(Dataset rows about figures)
— Start —

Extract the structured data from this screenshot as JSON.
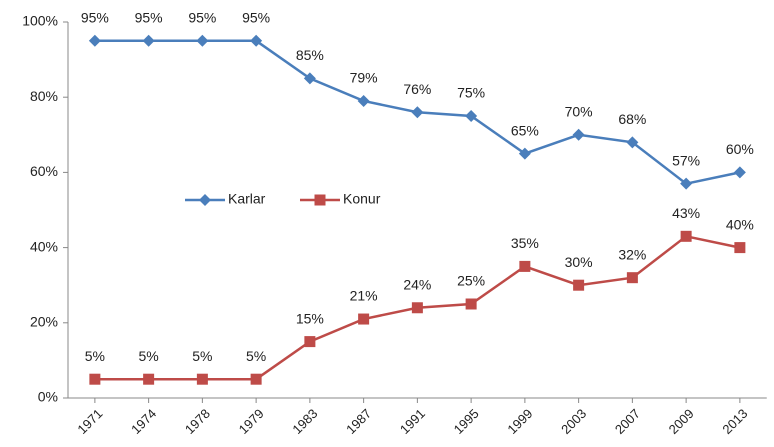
{
  "chart_data": {
    "type": "line",
    "categories": [
      "1971",
      "1974",
      "1978",
      "1979",
      "1983",
      "1987",
      "1991",
      "1995",
      "1999",
      "2003",
      "2007",
      "2009",
      "2013"
    ],
    "series": [
      {
        "name": "Karlar",
        "color": "#4a7ebb",
        "marker": "diamond",
        "values": [
          95,
          95,
          95,
          95,
          85,
          79,
          76,
          75,
          65,
          70,
          68,
          57,
          60
        ],
        "value_labels": [
          "95%",
          "95%",
          "95%",
          "95%",
          "85%",
          "79%",
          "76%",
          "75%",
          "65%",
          "70%",
          "68%",
          "57%",
          "60%"
        ]
      },
      {
        "name": "Konur",
        "color": "#be4b48",
        "marker": "square",
        "values": [
          5,
          5,
          5,
          5,
          15,
          21,
          24,
          25,
          35,
          30,
          32,
          43,
          40
        ],
        "value_labels": [
          "5%",
          "5%",
          "5%",
          "5%",
          "15%",
          "21%",
          "24%",
          "25%",
          "35%",
          "30%",
          "32%",
          "43%",
          "40%"
        ]
      }
    ],
    "ylim": [
      0,
      100
    ],
    "yticks": [
      {
        "value": 0,
        "label": "0%"
      },
      {
        "value": 20,
        "label": "20%"
      },
      {
        "value": 40,
        "label": "40%"
      },
      {
        "value": 60,
        "label": "60%"
      },
      {
        "value": 80,
        "label": "80%"
      },
      {
        "value": 100,
        "label": "100%"
      }
    ],
    "grid": false,
    "legend": "inside-left"
  }
}
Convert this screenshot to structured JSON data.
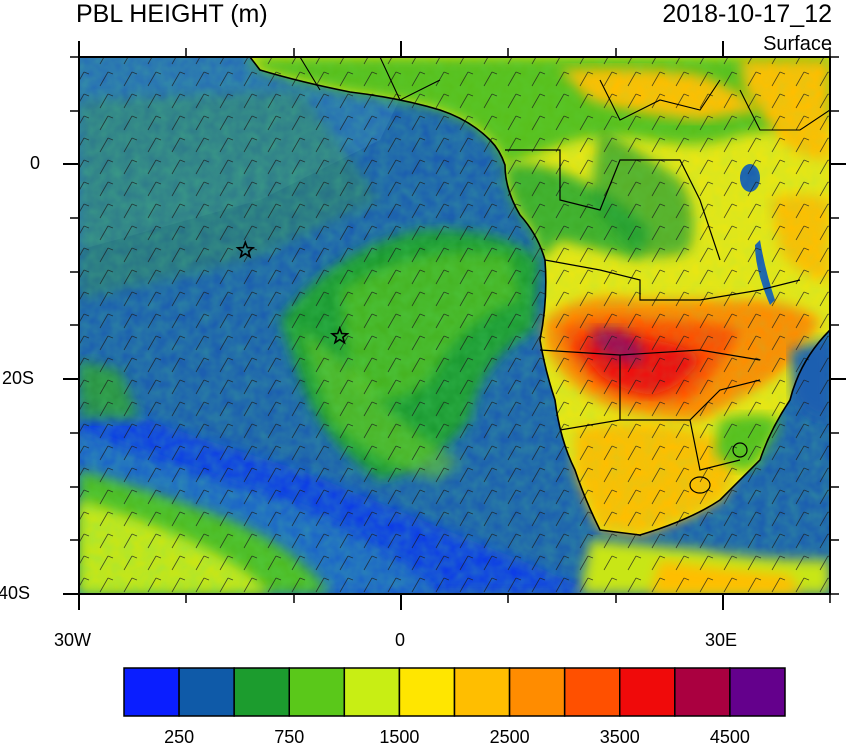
{
  "header": {
    "title": "PBL HEIGHT (m)",
    "datetime": "2018-10-17_12",
    "level": "Surface"
  },
  "map": {
    "lon_labels": [
      "30W",
      "0",
      "30E"
    ],
    "lat_labels": [
      "0",
      "20S",
      "40S"
    ],
    "lon_range": [
      -30,
      40
    ],
    "lat_range": [
      -40,
      10
    ],
    "markers": [
      {
        "name": "star-marker",
        "lon": -14.5,
        "lat": -8
      },
      {
        "name": "star-marker",
        "lon": -5.7,
        "lat": -16
      }
    ]
  },
  "colorbar": {
    "colors": [
      "#0a1eff",
      "#0f5aa8",
      "#1c9c2e",
      "#5ac81a",
      "#c8ee14",
      "#ffe600",
      "#ffbe00",
      "#ff8c00",
      "#ff5000",
      "#f00a0a",
      "#aa0040",
      "#64008c"
    ],
    "labels": [
      "250",
      "750",
      "1500",
      "2500",
      "3500",
      "4500"
    ]
  }
}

— End —

Transcribe all the lines above exactly, apart from the pictures.

Extract the structured data from this screenshot as JSON.
{
  "chart_data": {
    "type": "line",
    "categories": [
      "1971",
      "1974",
      "1978",
      "1979",
      "1983",
      "1987",
      "1991",
      "1995",
      "1999",
      "2003",
      "2007",
      "2009",
      "2013"
    ],
    "series": [
      {
        "name": "Karlar",
        "color": "#4a7ebb",
        "marker": "diamond",
        "values": [
          95,
          95,
          95,
          95,
          85,
          79,
          76,
          75,
          65,
          70,
          68,
          57,
          60
        ],
        "value_labels": [
          "95%",
          "95%",
          "95%",
          "95%",
          "85%",
          "79%",
          "76%",
          "75%",
          "65%",
          "70%",
          "68%",
          "57%",
          "60%"
        ]
      },
      {
        "name": "Konur",
        "color": "#be4b48",
        "marker": "square",
        "values": [
          5,
          5,
          5,
          5,
          15,
          21,
          24,
          25,
          35,
          30,
          32,
          43,
          40
        ],
        "value_labels": [
          "5%",
          "5%",
          "5%",
          "5%",
          "15%",
          "21%",
          "24%",
          "25%",
          "35%",
          "30%",
          "32%",
          "43%",
          "40%"
        ]
      }
    ],
    "ylim": [
      0,
      100
    ],
    "yticks": [
      {
        "value": 0,
        "label": "0%"
      },
      {
        "value": 20,
        "label": "20%"
      },
      {
        "value": 40,
        "label": "40%"
      },
      {
        "value": 60,
        "label": "60%"
      },
      {
        "value": 80,
        "label": "80%"
      },
      {
        "value": 100,
        "label": "100%"
      }
    ],
    "grid": false,
    "legend": "inside-left"
  }
}
Convert this screenshot to structured JSON data.
{
  "header": {
    "title": "PBL HEIGHT (m)",
    "datetime": "2018-10-17_12",
    "level": "Surface"
  },
  "map": {
    "lon_labels": [
      "30W",
      "0",
      "30E"
    ],
    "lat_labels": [
      "0",
      "20S",
      "40S"
    ],
    "lon_range": [
      -30,
      40
    ],
    "lat_range": [
      -40,
      10
    ],
    "markers": [
      {
        "name": "star-marker",
        "lon": -14.5,
        "lat": -8
      },
      {
        "name": "star-marker",
        "lon": -5.7,
        "lat": -16
      }
    ]
  },
  "colorbar": {
    "colors": [
      "#0a1eff",
      "#0f5aa8",
      "#1c9c2e",
      "#5ac81a",
      "#c8ee14",
      "#ffe600",
      "#ffbe00",
      "#ff8c00",
      "#ff5000",
      "#f00a0a",
      "#aa0040",
      "#64008c"
    ],
    "labels": [
      "250",
      "750",
      "1500",
      "2500",
      "3500",
      "4500"
    ]
  }
}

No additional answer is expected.